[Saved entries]
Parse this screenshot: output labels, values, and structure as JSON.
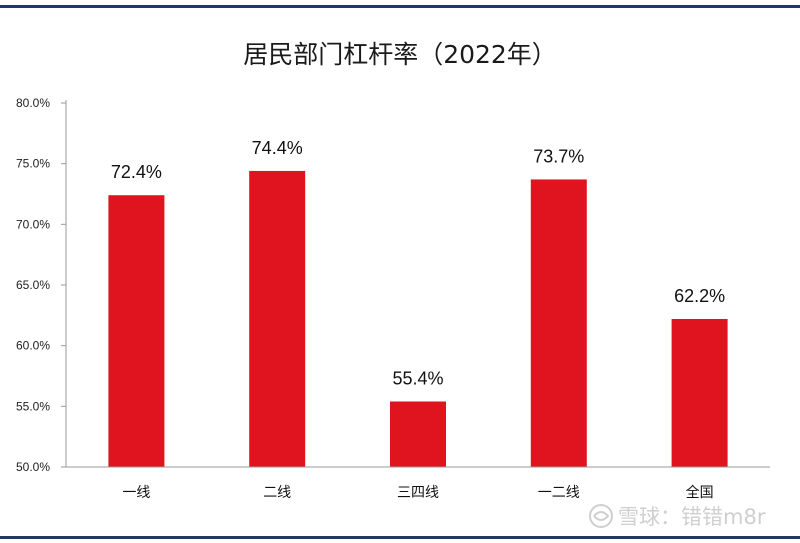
{
  "chart_data": {
    "type": "bar",
    "title": "居民部门杠杆率（2022年）",
    "categories": [
      "一线",
      "二线",
      "三四线",
      "一二线",
      "全国"
    ],
    "values": [
      72.4,
      74.4,
      55.4,
      73.7,
      62.2
    ],
    "data_labels": [
      "72.4%",
      "74.4%",
      "55.4%",
      "73.7%",
      "62.2%"
    ],
    "ylim": [
      50,
      80
    ],
    "yticks": [
      50,
      55,
      60,
      65,
      70,
      75,
      80
    ],
    "ytick_labels": [
      "50.0%",
      "55.0%",
      "60.0%",
      "65.0%",
      "70.0%",
      "75.0%",
      "80.0%"
    ],
    "xlabel": "",
    "ylabel": "",
    "grid": false,
    "bar_color": "#e0141e"
  },
  "watermark": {
    "text": "雪球：错错m8r"
  }
}
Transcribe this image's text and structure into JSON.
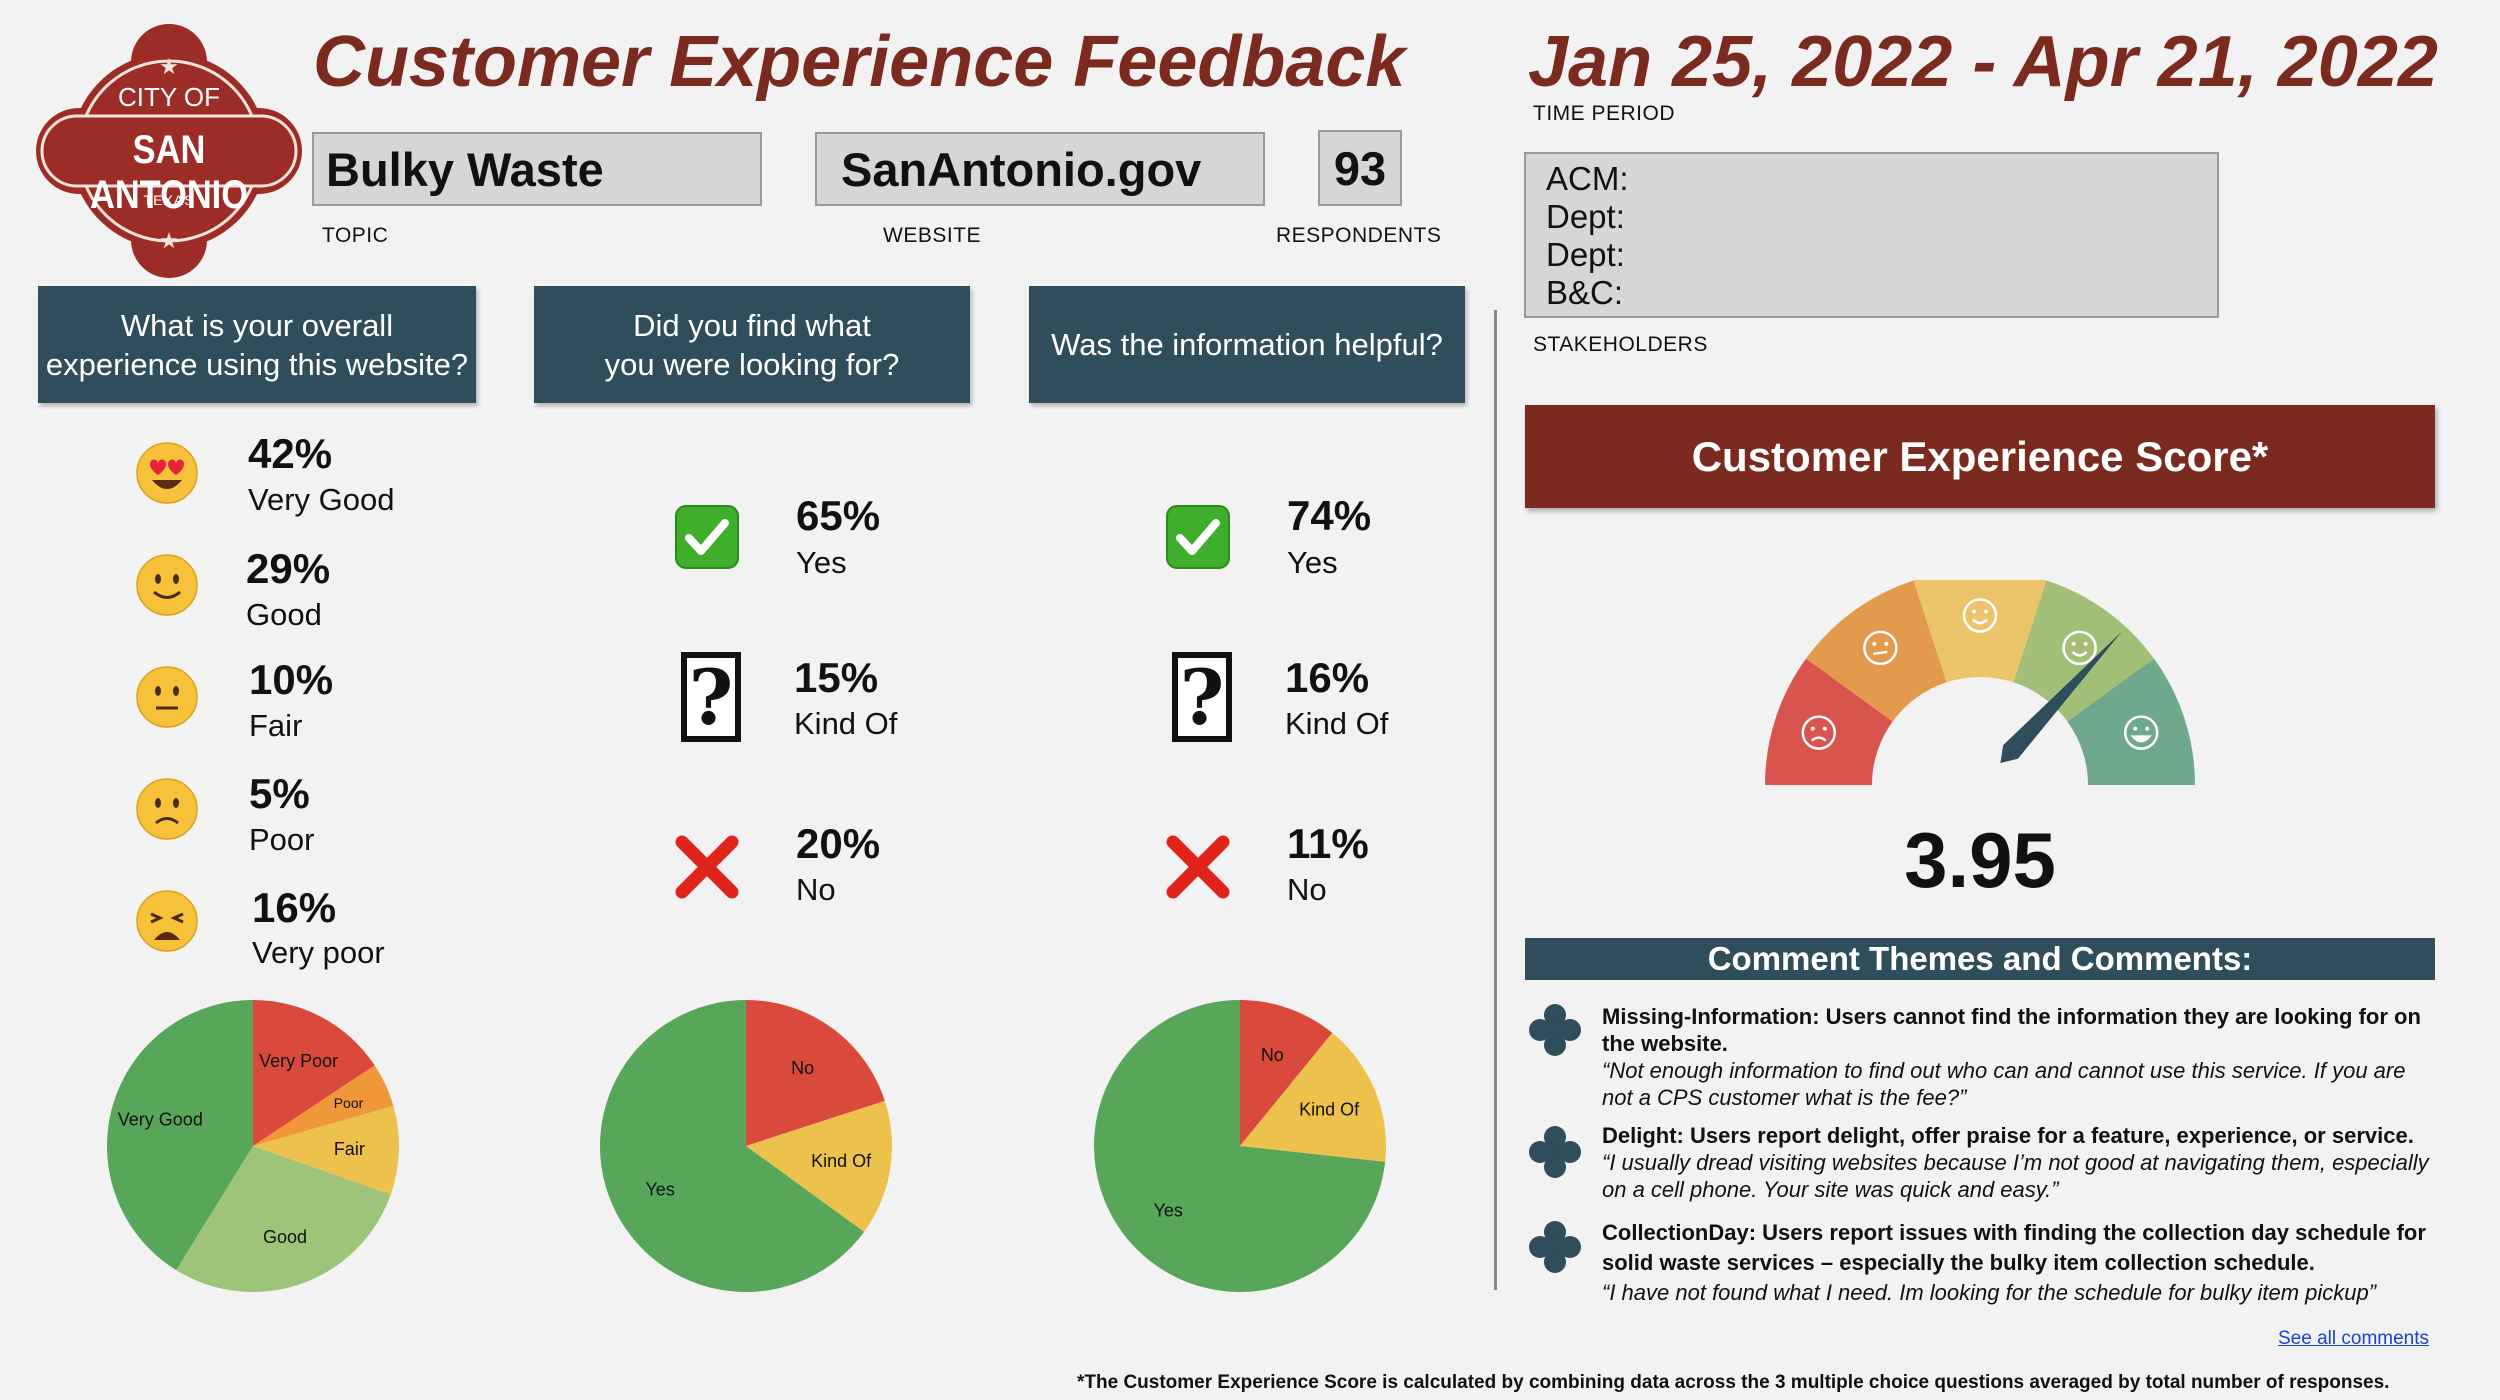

● **Given exercise**
Return the listing above unchanged, apart from dropping its pictures.

● **Full response**
Parse this screenshot: output labels, values, and structure as JSON.
{
  "chart_data": {
    "type": "bar",
    "title": "居民部门杠杆率（2022年）",
    "categories": [
      "一线",
      "二线",
      "三四线",
      "一二线",
      "全国"
    ],
    "values": [
      72.4,
      74.4,
      55.4,
      73.7,
      62.2
    ],
    "data_labels": [
      "72.4%",
      "74.4%",
      "55.4%",
      "73.7%",
      "62.2%"
    ],
    "ylim": [
      50,
      80
    ],
    "yticks": [
      50,
      55,
      60,
      65,
      70,
      75,
      80
    ],
    "ytick_labels": [
      "50.0%",
      "55.0%",
      "60.0%",
      "65.0%",
      "70.0%",
      "75.0%",
      "80.0%"
    ],
    "xlabel": "",
    "ylabel": "",
    "grid": false,
    "bar_color": "#e0141e"
  },
  "watermark": {
    "text": "雪球：错错m8r"
  }
}
Transcribe this image's text and structure into JSON.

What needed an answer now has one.